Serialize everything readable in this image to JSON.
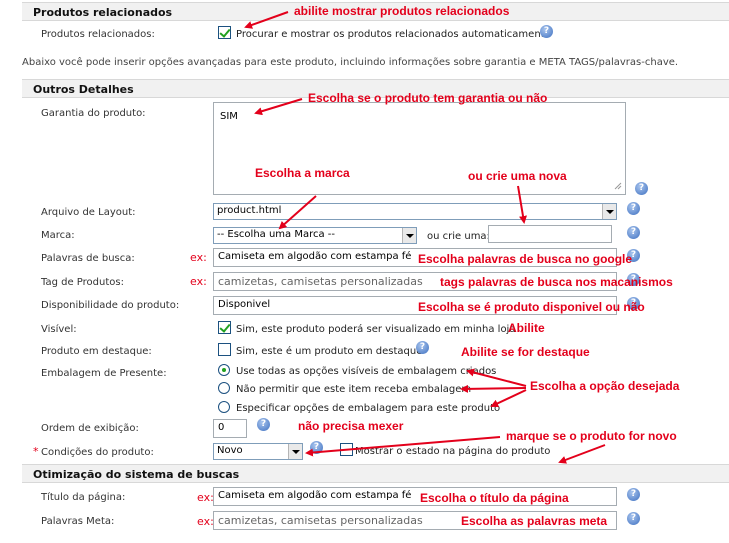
{
  "sections": {
    "related": "Produtos relacionados",
    "details": "Outros Detalhes",
    "seo": "Otimização do sistema de buscas"
  },
  "related": {
    "label": "Produtos relacionados:",
    "checkbox_text": "Procurar e mostrar os produtos relacionados automaticamente",
    "checked": true
  },
  "info_note": "Abaixo você pode inserir opções avançadas para este produto, incluindo informações sobre garantia e META TAGS/palavras-chave.",
  "fields": {
    "warranty": {
      "label": "Garantia do produto:",
      "value": "SIM"
    },
    "layout": {
      "label": "Arquivo de Layout:",
      "value": "product.html"
    },
    "brand": {
      "label": "Marca:",
      "value": "-- Escolha uma Marca --",
      "or_create": "ou crie uma:",
      "new_value": ""
    },
    "search_words": {
      "label": "Palavras de busca:",
      "value": "Camiseta em algodão com estampa fé"
    },
    "tags": {
      "label": "Tag de Produtos:",
      "value": "camizetas, camisetas personalizadas"
    },
    "availability": {
      "label": "Disponibilidade do produto:",
      "value": "Disponivel"
    },
    "visible": {
      "label": "Visível:",
      "text": "Sim, este produto poderá ser visualizado em minha loja",
      "checked": true
    },
    "featured": {
      "label": "Produto em destaque:",
      "text": "Sim, este é um produto em destaque",
      "checked": false
    },
    "gift_wrap": {
      "label": "Embalagem de Presente:",
      "options": [
        "Use todas as opções visíveis de embalagem criados",
        "Não permitir que este item receba embalagem",
        "Especificar opções de embalagem para este produto"
      ],
      "selected": 0
    },
    "sort_order": {
      "label": "Ordem de exibição:",
      "value": "0"
    },
    "condition": {
      "required_mark": "*",
      "label": "Condições do produto:",
      "value": "Novo",
      "show_text": "Mostrar o estado na página do produto",
      "show_checked": false
    },
    "page_title": {
      "label": "Título da página:",
      "value": "Camiseta em algodão com estampa fé"
    },
    "meta_words": {
      "label": "Palavras Meta:",
      "value": "camizetas, camisetas personalizadas"
    }
  },
  "ex_label": "ex:",
  "help_glyph": "?",
  "annotations": {
    "related": "abilite mostrar produtos relacionados",
    "warranty": "Escolha se o produto tem garantia ou não",
    "brand": "Escolha a marca",
    "new_brand": "ou crie uma nova",
    "search": "Escolha palavras de busca no google",
    "tags": "tags palavras de busca nos macanismos",
    "availability": "Escolha se é produto disponivel ou não",
    "visible": "Abilite",
    "featured": "Abilite se for destaque",
    "gift": "Escolha a opção desejada",
    "sort": "não precisa mexer",
    "condition": "marque se o produto for novo",
    "title": "Escolha o título da página",
    "meta": "Escolha as palavras meta"
  },
  "colors": {
    "annotation": "#e3001b",
    "section_bg": "#f1f1f1",
    "check": "#21a121"
  }
}
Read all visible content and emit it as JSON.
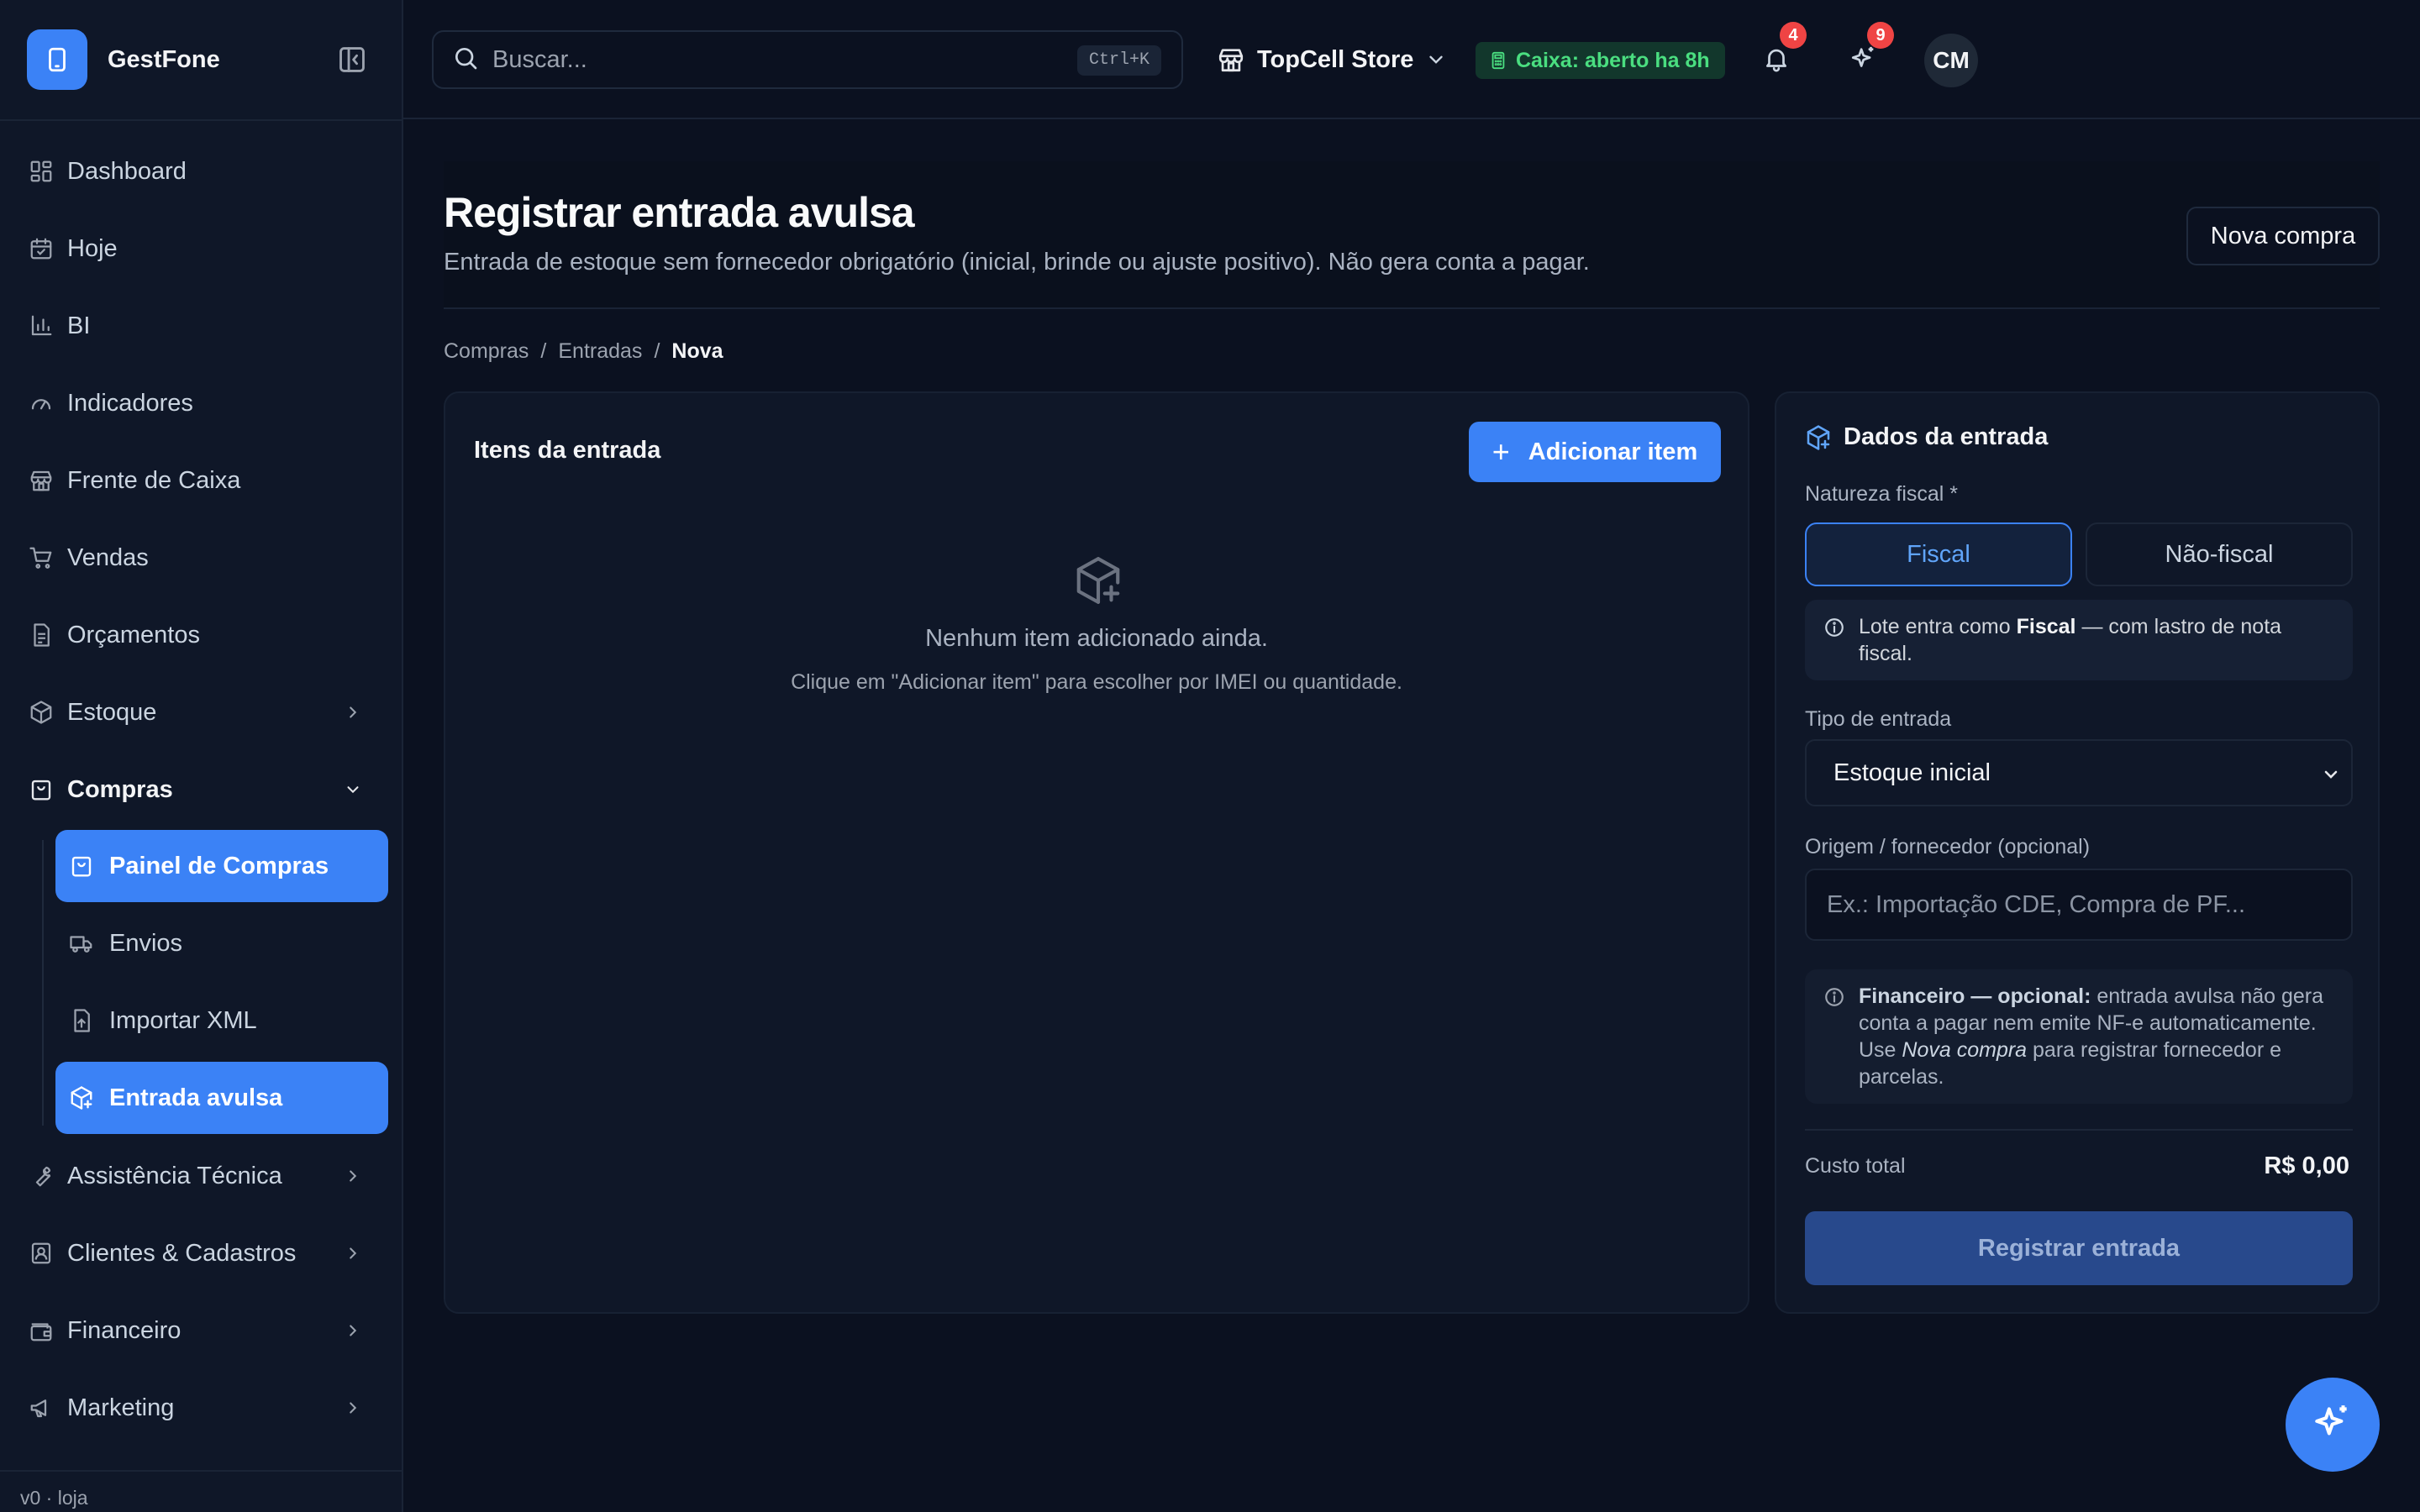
{
  "app": {
    "name": "GestFone",
    "version": "v0 · loja"
  },
  "colors": {
    "accent": "#3b82f6",
    "background": "#0b1120",
    "success": "#4ade80",
    "danger": "#ef4444"
  },
  "sidebar": {
    "items": [
      {
        "label": "Dashboard",
        "icon": "dashboard-icon"
      },
      {
        "label": "Hoje",
        "icon": "calendar-icon"
      },
      {
        "label": "BI",
        "icon": "bar-chart-icon"
      },
      {
        "label": "Indicadores",
        "icon": "gauge-icon"
      },
      {
        "label": "Frente de Caixa",
        "icon": "store-icon"
      },
      {
        "label": "Vendas",
        "icon": "cart-icon"
      },
      {
        "label": "Orçamentos",
        "icon": "document-icon"
      },
      {
        "label": "Estoque",
        "icon": "package-icon"
      },
      {
        "label": "Compras",
        "icon": "shopping-bag-icon"
      },
      {
        "label": "Assistência Técnica",
        "icon": "wrench-icon"
      },
      {
        "label": "Clientes & Cadastros",
        "icon": "contact-icon"
      },
      {
        "label": "Financeiro",
        "icon": "wallet-icon"
      },
      {
        "label": "Marketing",
        "icon": "megaphone-icon"
      }
    ],
    "compras_sub": [
      {
        "label": "Painel de Compras",
        "icon": "shopping-bag-icon",
        "active": true
      },
      {
        "label": "Envios",
        "icon": "truck-icon",
        "active": false
      },
      {
        "label": "Importar XML",
        "icon": "file-upload-icon",
        "active": false
      },
      {
        "label": "Entrada avulsa",
        "icon": "package-plus-icon",
        "active": true
      }
    ]
  },
  "topbar": {
    "search_placeholder": "Buscar...",
    "shortcut": "Ctrl+K",
    "store": "TopCell Store",
    "caixa_status": "Caixa: aberto ha 8h",
    "notifications_count": "4",
    "ai_count": "9",
    "avatar_initials": "CM"
  },
  "page": {
    "title": "Registrar entrada avulsa",
    "subtitle": "Entrada de estoque sem fornecedor obrigatório (inicial, brinde ou ajuste positivo). Não gera conta a pagar.",
    "new_purchase_button": "Nova compra",
    "breadcrumb": [
      "Compras",
      "Entradas",
      "Nova"
    ]
  },
  "items_card": {
    "title": "Itens da entrada",
    "add_button": "Adicionar item",
    "empty_title": "Nenhum item adicionado ainda.",
    "empty_hint": "Clique em \"Adicionar item\" para escolher por IMEI ou quantidade."
  },
  "data_card": {
    "title": "Dados da entrada",
    "fiscal_label": "Natureza fiscal *",
    "fiscal_options": [
      "Fiscal",
      "Não-fiscal"
    ],
    "fiscal_selected": "Fiscal",
    "fiscal_note": {
      "prefix": "Lote entra como ",
      "bold": "Fiscal",
      "suffix": " — com lastro de nota fiscal."
    },
    "tipo_label": "Tipo de entrada",
    "tipo_value": "Estoque inicial",
    "origem_label": "Origem / fornecedor (opcional)",
    "origem_placeholder": "Ex.: Importação CDE, Compra de PF...",
    "financeiro_note": {
      "bold": "Financeiro — opcional:",
      "text1": " entrada avulsa não gera conta a pagar nem emite NF-e automaticamente. Use ",
      "italic": "Nova compra",
      "text2": " para registrar fornecedor e parcelas."
    },
    "total_label": "Custo total",
    "total_value": "R$ 0,00",
    "submit_button": "Registrar entrada"
  }
}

**TASK**
The records above must be echoed exactly, minus their pictures.

**WRITTEN ANSWER**
Serialize everything readable in this image to JSON.
{
  "sections": {
    "related": "Produtos relacionados",
    "details": "Outros Detalhes",
    "seo": "Otimização do sistema de buscas"
  },
  "related": {
    "label": "Produtos relacionados:",
    "checkbox_text": "Procurar e mostrar os produtos relacionados automaticamente",
    "checked": true
  },
  "info_note": "Abaixo você pode inserir opções avançadas para este produto, incluindo informações sobre garantia e META TAGS/palavras-chave.",
  "fields": {
    "warranty": {
      "label": "Garantia do produto:",
      "value": "SIM"
    },
    "layout": {
      "label": "Arquivo de Layout:",
      "value": "product.html"
    },
    "brand": {
      "label": "Marca:",
      "value": "-- Escolha uma Marca --",
      "or_create": "ou crie uma:",
      "new_value": ""
    },
    "search_words": {
      "label": "Palavras de busca:",
      "value": "Camiseta em algodão com estampa fé"
    },
    "tags": {
      "label": "Tag de Produtos:",
      "value": "camizetas, camisetas personalizadas"
    },
    "availability": {
      "label": "Disponibilidade do produto:",
      "value": "Disponivel"
    },
    "visible": {
      "label": "Visível:",
      "text": "Sim, este produto poderá ser visualizado em minha loja",
      "checked": true
    },
    "featured": {
      "label": "Produto em destaque:",
      "text": "Sim, este é um produto em destaque",
      "checked": false
    },
    "gift_wrap": {
      "label": "Embalagem de Presente:",
      "options": [
        "Use todas as opções visíveis de embalagem criados",
        "Não permitir que este item receba embalagem",
        "Especificar opções de embalagem para este produto"
      ],
      "selected": 0
    },
    "sort_order": {
      "label": "Ordem de exibição:",
      "value": "0"
    },
    "condition": {
      "required_mark": "*",
      "label": "Condições do produto:",
      "value": "Novo",
      "show_text": "Mostrar o estado na página do produto",
      "show_checked": false
    },
    "page_title": {
      "label": "Título da página:",
      "value": "Camiseta em algodão com estampa fé"
    },
    "meta_words": {
      "label": "Palavras Meta:",
      "value": "camizetas, camisetas personalizadas"
    }
  },
  "ex_label": "ex:",
  "help_glyph": "?",
  "annotations": {
    "related": "abilite mostrar produtos relacionados",
    "warranty": "Escolha se o produto tem garantia ou não",
    "brand": "Escolha a marca",
    "new_brand": "ou crie uma nova",
    "search": "Escolha palavras de busca no google",
    "tags": "tags palavras de busca nos macanismos",
    "availability": "Escolha se é produto disponivel ou não",
    "visible": "Abilite",
    "featured": "Abilite se for destaque",
    "gift": "Escolha a opção desejada",
    "sort": "não precisa mexer",
    "condition": "marque se o produto for novo",
    "title": "Escolha o título da página",
    "meta": "Escolha as palavras meta"
  },
  "colors": {
    "annotation": "#e3001b",
    "section_bg": "#f1f1f1",
    "check": "#21a121"
  }
}
Read all visible content and emit it as JSON.
{
  "app": {
    "name": "GestFone",
    "version": "v0 · loja"
  },
  "colors": {
    "accent": "#3b82f6",
    "background": "#0b1120",
    "success": "#4ade80",
    "danger": "#ef4444"
  },
  "sidebar": {
    "items": [
      {
        "label": "Dashboard",
        "icon": "dashboard-icon"
      },
      {
        "label": "Hoje",
        "icon": "calendar-icon"
      },
      {
        "label": "BI",
        "icon": "bar-chart-icon"
      },
      {
        "label": "Indicadores",
        "icon": "gauge-icon"
      },
      {
        "label": "Frente de Caixa",
        "icon": "store-icon"
      },
      {
        "label": "Vendas",
        "icon": "cart-icon"
      },
      {
        "label": "Orçamentos",
        "icon": "document-icon"
      },
      {
        "label": "Estoque",
        "icon": "package-icon"
      },
      {
        "label": "Compras",
        "icon": "shopping-bag-icon"
      },
      {
        "label": "Assistência Técnica",
        "icon": "wrench-icon"
      },
      {
        "label": "Clientes & Cadastros",
        "icon": "contact-icon"
      },
      {
        "label": "Financeiro",
        "icon": "wallet-icon"
      },
      {
        "label": "Marketing",
        "icon": "megaphone-icon"
      }
    ],
    "compras_sub": [
      {
        "label": "Painel de Compras",
        "icon": "shopping-bag-icon",
        "active": true
      },
      {
        "label": "Envios",
        "icon": "truck-icon",
        "active": false
      },
      {
        "label": "Importar XML",
        "icon": "file-upload-icon",
        "active": false
      },
      {
        "label": "Entrada avulsa",
        "icon": "package-plus-icon",
        "active": true
      }
    ]
  },
  "topbar": {
    "search_placeholder": "Buscar...",
    "shortcut": "Ctrl+K",
    "store": "TopCell Store",
    "caixa_status": "Caixa: aberto ha 8h",
    "notifications_count": "4",
    "ai_count": "9",
    "avatar_initials": "CM"
  },
  "page": {
    "title": "Registrar entrada avulsa",
    "subtitle": "Entrada de estoque sem fornecedor obrigatório (inicial, brinde ou ajuste positivo). Não gera conta a pagar.",
    "new_purchase_button": "Nova compra",
    "breadcrumb": [
      "Compras",
      "Entradas",
      "Nova"
    ]
  },
  "items_card": {
    "title": "Itens da entrada",
    "add_button": "Adicionar item",
    "empty_title": "Nenhum item adicionado ainda.",
    "empty_hint": "Clique em \"Adicionar item\" para escolher por IMEI ou quantidade."
  },
  "data_card": {
    "title": "Dados da entrada",
    "fiscal_label": "Natureza fiscal *",
    "fiscal_options": [
      "Fiscal",
      "Não-fiscal"
    ],
    "fiscal_selected": "Fiscal",
    "fiscal_note": {
      "prefix": "Lote entra como ",
      "bold": "Fiscal",
      "suffix": " — com lastro de nota fiscal."
    },
    "tipo_label": "Tipo de entrada",
    "tipo_value": "Estoque inicial",
    "origem_label": "Origem / fornecedor (opcional)",
    "origem_placeholder": "Ex.: Importação CDE, Compra de PF...",
    "financeiro_note": {
      "bold": "Financeiro — opcional:",
      "text1": " entrada avulsa não gera conta a pagar nem emite NF-e automaticamente. Use ",
      "italic": "Nova compra",
      "text2": " para registrar fornecedor e parcelas."
    },
    "total_label": "Custo total",
    "total_value": "R$ 0,00",
    "submit_button": "Registrar entrada"
  }
}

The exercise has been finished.